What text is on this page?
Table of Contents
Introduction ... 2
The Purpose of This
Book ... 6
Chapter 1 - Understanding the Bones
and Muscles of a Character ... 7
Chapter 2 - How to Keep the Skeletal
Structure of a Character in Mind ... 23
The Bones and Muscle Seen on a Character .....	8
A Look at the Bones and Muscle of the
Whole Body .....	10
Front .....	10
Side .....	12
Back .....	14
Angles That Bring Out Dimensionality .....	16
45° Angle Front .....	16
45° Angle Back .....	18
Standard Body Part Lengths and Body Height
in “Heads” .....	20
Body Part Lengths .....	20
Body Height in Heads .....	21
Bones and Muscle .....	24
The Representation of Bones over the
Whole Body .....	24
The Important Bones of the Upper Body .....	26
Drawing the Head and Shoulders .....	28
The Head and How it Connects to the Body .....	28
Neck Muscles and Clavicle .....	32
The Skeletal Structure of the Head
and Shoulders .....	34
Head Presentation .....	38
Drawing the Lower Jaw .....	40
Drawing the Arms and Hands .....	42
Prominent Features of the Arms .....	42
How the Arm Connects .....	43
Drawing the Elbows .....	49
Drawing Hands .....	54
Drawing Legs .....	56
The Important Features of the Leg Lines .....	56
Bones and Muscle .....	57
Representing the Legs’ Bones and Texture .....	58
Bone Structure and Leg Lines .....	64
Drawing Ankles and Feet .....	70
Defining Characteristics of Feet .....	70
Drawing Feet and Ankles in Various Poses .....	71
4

WHAT TO WORK ON: Each record above should be restated word for word.

EXERCISE ANSWER:
What text is on this page?
Table of Contents
Introduction ... 2
The Purpose of This
Book ... 6
Chapter 1 - Understanding the Bones
and Muscles of a Character ... 7
Chapter 2 - How to Keep the Skeletal
Structure of a Character in Mind ... 23
The Bones and Muscle Seen on a Character .....	8
A Look at the Bones and Muscle of the
Whole Body .....	10
Front .....	10
Side .....	12
Back .....	14
Angles That Bring Out Dimensionality .....	16
45° Angle Front .....	16
45° Angle Back .....	18
Standard Body Part Lengths and Body Height
in “Heads” .....	20
Body Part Lengths .....	20
Body Height in Heads .....	21
Bones and Muscle .....	24
The Representation of Bones over the
Whole Body .....	24
The Important Bones of the Upper Body .....	26
Drawing the Head and Shoulders .....	28
The Head and How it Connects to the Body .....	28
Neck Muscles and Clavicle .....	32
The Skeletal Structure of the Head
and Shoulders .....	34
Head Presentation .....	38
Drawing the Lower Jaw .....	40
Drawing the Arms and Hands .....	42
Prominent Features of the Arms .....	42
How the Arm Connects .....	43
Drawing the Elbows .....	49
Drawing Hands .....	54
Drawing Legs .....	56
The Important Features of the Leg Lines .....	56
Bones and Muscle .....	57
Representing the Legs’ Bones and Texture .....	58
Bone Structure and Leg Lines .....	64
Drawing Ankles and Feet .....	70
Defining Characteristics of Feet .....	70
Drawing Feet and Ankles in Various Poses .....	71
4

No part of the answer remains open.